What is required: Copy the records that follow exactly as written, but not their pictures.

Materials provided:
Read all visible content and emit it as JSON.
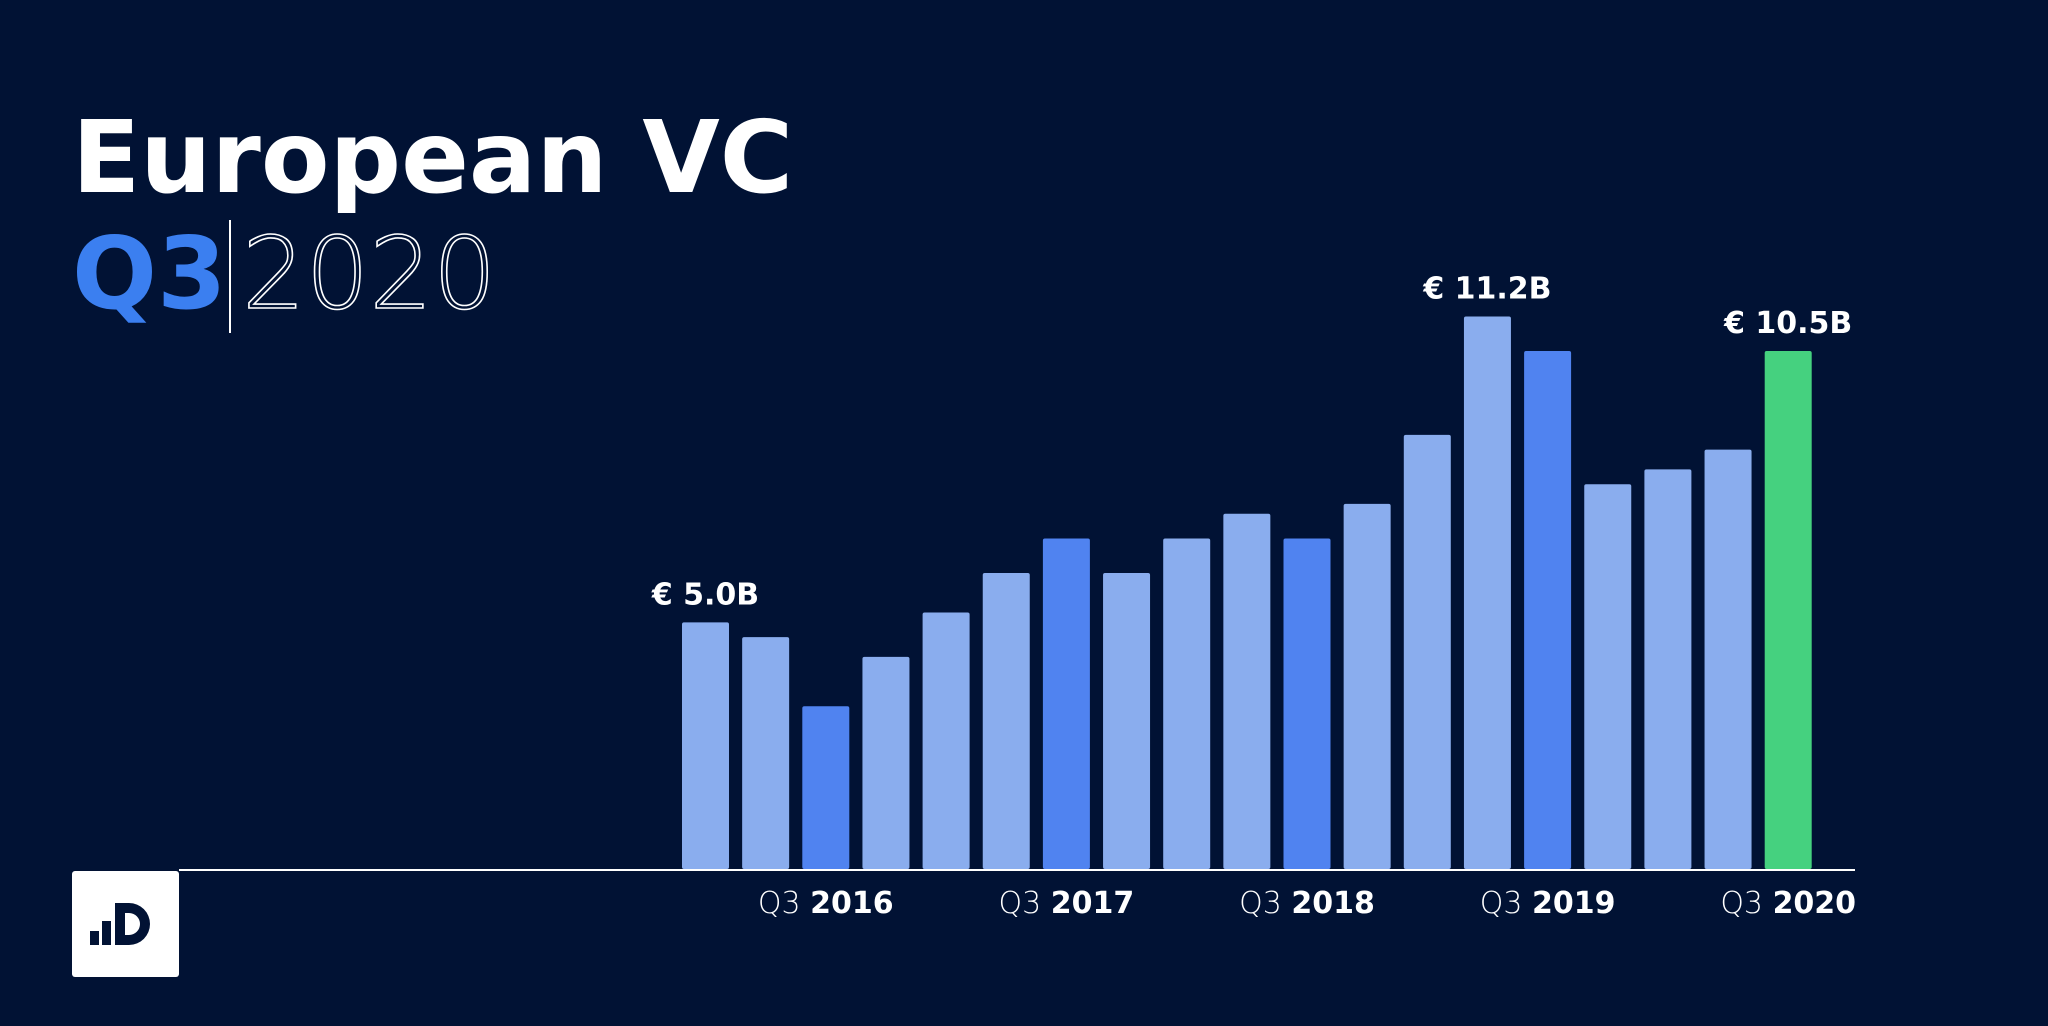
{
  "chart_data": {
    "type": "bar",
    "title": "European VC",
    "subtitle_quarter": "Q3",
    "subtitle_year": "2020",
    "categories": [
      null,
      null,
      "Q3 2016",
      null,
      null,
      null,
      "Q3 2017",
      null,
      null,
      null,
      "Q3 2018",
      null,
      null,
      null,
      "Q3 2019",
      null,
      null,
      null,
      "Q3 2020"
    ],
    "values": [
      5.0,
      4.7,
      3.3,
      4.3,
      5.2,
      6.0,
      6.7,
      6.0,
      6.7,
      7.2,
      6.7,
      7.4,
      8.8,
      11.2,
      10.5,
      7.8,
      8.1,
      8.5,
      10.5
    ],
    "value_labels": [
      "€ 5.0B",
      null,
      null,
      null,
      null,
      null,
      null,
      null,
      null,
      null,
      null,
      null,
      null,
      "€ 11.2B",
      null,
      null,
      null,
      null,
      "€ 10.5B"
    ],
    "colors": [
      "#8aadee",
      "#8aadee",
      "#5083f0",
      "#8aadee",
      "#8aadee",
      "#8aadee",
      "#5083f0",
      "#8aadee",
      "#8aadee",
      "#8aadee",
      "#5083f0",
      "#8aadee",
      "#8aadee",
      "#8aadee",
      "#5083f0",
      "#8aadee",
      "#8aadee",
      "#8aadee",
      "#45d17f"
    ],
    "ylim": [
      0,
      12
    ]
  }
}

Exercise result:
Read all visible content and emit it as JSON.
{
  "chart_data": {
    "type": "bar",
    "title": "European VC",
    "subtitle_quarter": "Q3",
    "subtitle_year": "2020",
    "categories": [
      null,
      null,
      "Q3 2016",
      null,
      null,
      null,
      "Q3 2017",
      null,
      null,
      null,
      "Q3 2018",
      null,
      null,
      null,
      "Q3 2019",
      null,
      null,
      null,
      "Q3 2020"
    ],
    "values": [
      5.0,
      4.7,
      3.3,
      4.3,
      5.2,
      6.0,
      6.7,
      6.0,
      6.7,
      7.2,
      6.7,
      7.4,
      8.8,
      11.2,
      10.5,
      7.8,
      8.1,
      8.5,
      10.5
    ],
    "value_labels": [
      "€ 5.0B",
      null,
      null,
      null,
      null,
      null,
      null,
      null,
      null,
      null,
      null,
      null,
      null,
      "€ 11.2B",
      null,
      null,
      null,
      null,
      "€ 10.5B"
    ],
    "colors": [
      "#8aadee",
      "#8aadee",
      "#5083f0",
      "#8aadee",
      "#8aadee",
      "#8aadee",
      "#5083f0",
      "#8aadee",
      "#8aadee",
      "#8aadee",
      "#5083f0",
      "#8aadee",
      "#8aadee",
      "#8aadee",
      "#5083f0",
      "#8aadee",
      "#8aadee",
      "#8aadee",
      "#45d17f"
    ],
    "ylim": [
      0,
      12
    ]
  }
}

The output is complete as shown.